- _WHAT IS BEING ASKED_: Reproduce the material word for word; the images stay out.

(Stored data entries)
________________________________________
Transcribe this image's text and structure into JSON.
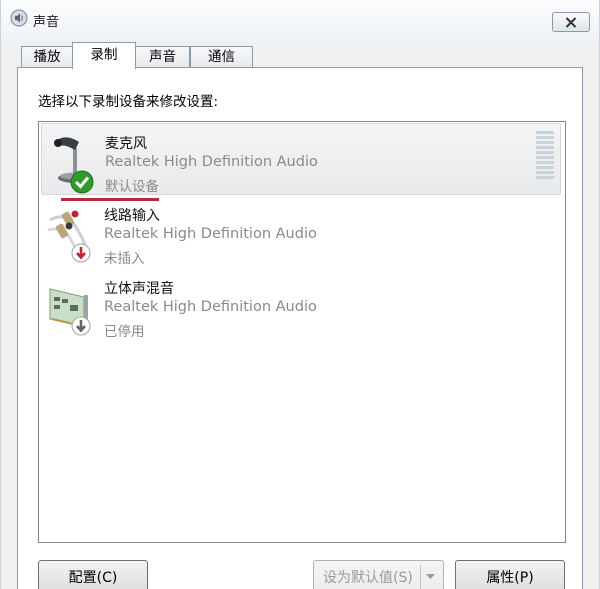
{
  "window": {
    "title": "声音"
  },
  "tabs": [
    {
      "label": "播放",
      "active": false
    },
    {
      "label": "录制",
      "active": true
    },
    {
      "label": "声音",
      "active": false
    },
    {
      "label": "通信",
      "active": false
    }
  ],
  "instruction": "选择以下录制设备来修改设置:",
  "devices": [
    {
      "name": "麦克风",
      "driver": "Realtek High Definition Audio",
      "status": "默认设备",
      "icon": "microphone-icon",
      "badge": "check-icon",
      "selected": true
    },
    {
      "name": "线路输入",
      "driver": "Realtek High Definition Audio",
      "status": "未插入",
      "icon": "line-in-icon",
      "badge": "red-down-arrow-icon",
      "selected": false
    },
    {
      "name": "立体声混音",
      "driver": "Realtek High Definition Audio",
      "status": "已停用",
      "icon": "sound-card-icon",
      "badge": "gray-down-arrow-icon",
      "selected": false
    }
  ],
  "buttons": {
    "configure": "配置(C)",
    "set_default": "设为默认值(S)",
    "properties": "属性(P)"
  },
  "colors": {
    "selection_underline": "#b52b3c",
    "check_badge": "#2f9b2c",
    "unplugged_badge": "#c0262f",
    "disabled_badge": "#606468"
  }
}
________________________________________
- _TASK SOLUTION_:
Transcribe this image's text and structure into JSON.
{
  "window": {
    "title": "声音"
  },
  "tabs": [
    {
      "label": "播放",
      "active": false
    },
    {
      "label": "录制",
      "active": true
    },
    {
      "label": "声音",
      "active": false
    },
    {
      "label": "通信",
      "active": false
    }
  ],
  "instruction": "选择以下录制设备来修改设置:",
  "devices": [
    {
      "name": "麦克风",
      "driver": "Realtek High Definition Audio",
      "status": "默认设备",
      "icon": "microphone-icon",
      "badge": "check-icon",
      "selected": true
    },
    {
      "name": "线路输入",
      "driver": "Realtek High Definition Audio",
      "status": "未插入",
      "icon": "line-in-icon",
      "badge": "red-down-arrow-icon",
      "selected": false
    },
    {
      "name": "立体声混音",
      "driver": "Realtek High Definition Audio",
      "status": "已停用",
      "icon": "sound-card-icon",
      "badge": "gray-down-arrow-icon",
      "selected": false
    }
  ],
  "buttons": {
    "configure": "配置(C)",
    "set_default": "设为默认值(S)",
    "properties": "属性(P)"
  },
  "colors": {
    "selection_underline": "#b52b3c",
    "check_badge": "#2f9b2c",
    "unplugged_badge": "#c0262f",
    "disabled_badge": "#606468"
  }
}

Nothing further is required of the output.